> [What is needed]
Copy down every line where the string "right" shows up.

◆ ◆ ◆ ◆ ◆

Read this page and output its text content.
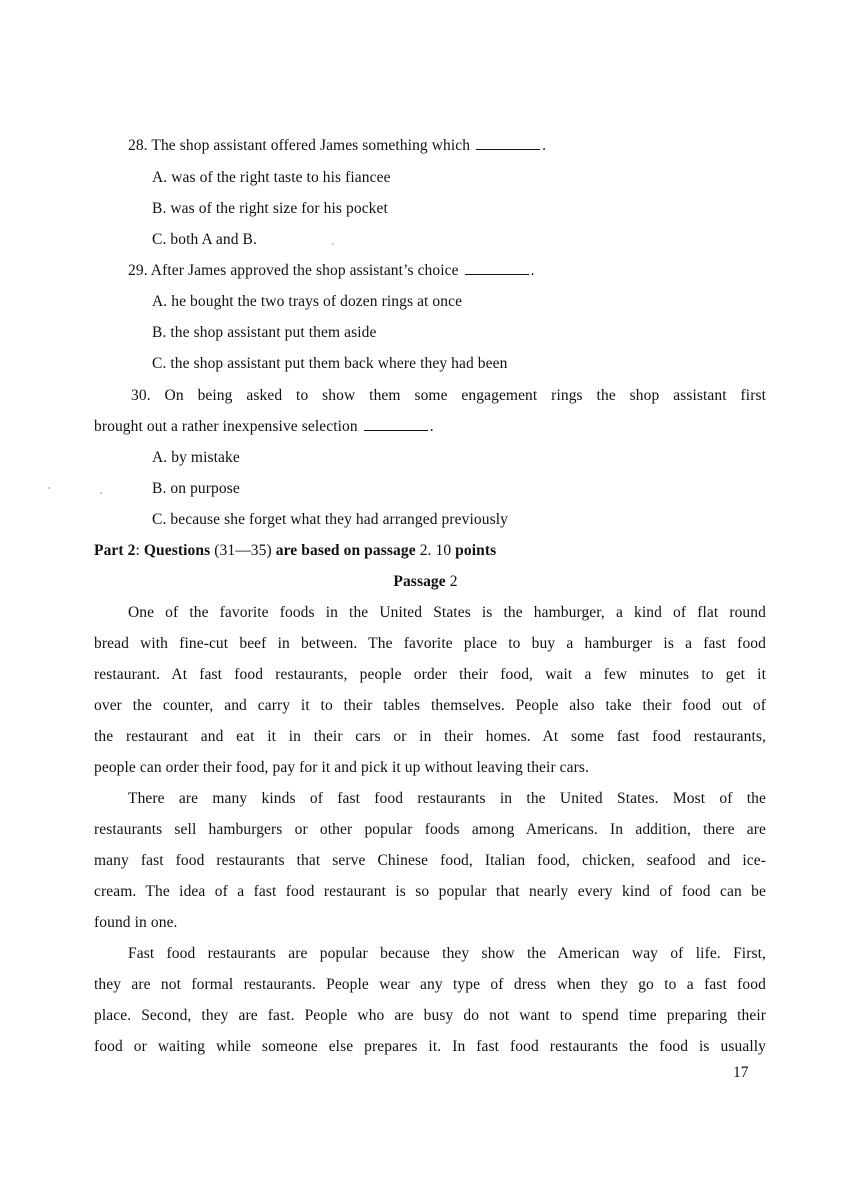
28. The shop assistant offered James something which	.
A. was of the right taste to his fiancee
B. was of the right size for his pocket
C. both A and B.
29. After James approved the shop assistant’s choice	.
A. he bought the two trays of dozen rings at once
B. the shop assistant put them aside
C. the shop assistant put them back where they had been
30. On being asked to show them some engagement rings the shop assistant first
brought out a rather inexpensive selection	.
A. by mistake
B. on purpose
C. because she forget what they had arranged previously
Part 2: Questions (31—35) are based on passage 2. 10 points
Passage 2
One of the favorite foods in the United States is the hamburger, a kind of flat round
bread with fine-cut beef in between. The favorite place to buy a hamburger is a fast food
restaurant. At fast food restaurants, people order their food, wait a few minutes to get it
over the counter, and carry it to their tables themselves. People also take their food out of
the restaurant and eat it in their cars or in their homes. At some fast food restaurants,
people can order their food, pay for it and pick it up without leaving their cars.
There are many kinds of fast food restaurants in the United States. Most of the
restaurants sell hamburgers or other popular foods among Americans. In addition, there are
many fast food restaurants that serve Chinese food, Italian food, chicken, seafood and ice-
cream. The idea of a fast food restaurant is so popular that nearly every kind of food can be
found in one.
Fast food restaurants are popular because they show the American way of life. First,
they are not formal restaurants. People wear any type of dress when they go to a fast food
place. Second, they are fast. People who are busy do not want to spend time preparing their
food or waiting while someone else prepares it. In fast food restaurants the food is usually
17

◆ ◆ ◆ ◆ ◆

> [Finished task]
A. was of the right taste to his fiancee
B. was of the right size for his pocket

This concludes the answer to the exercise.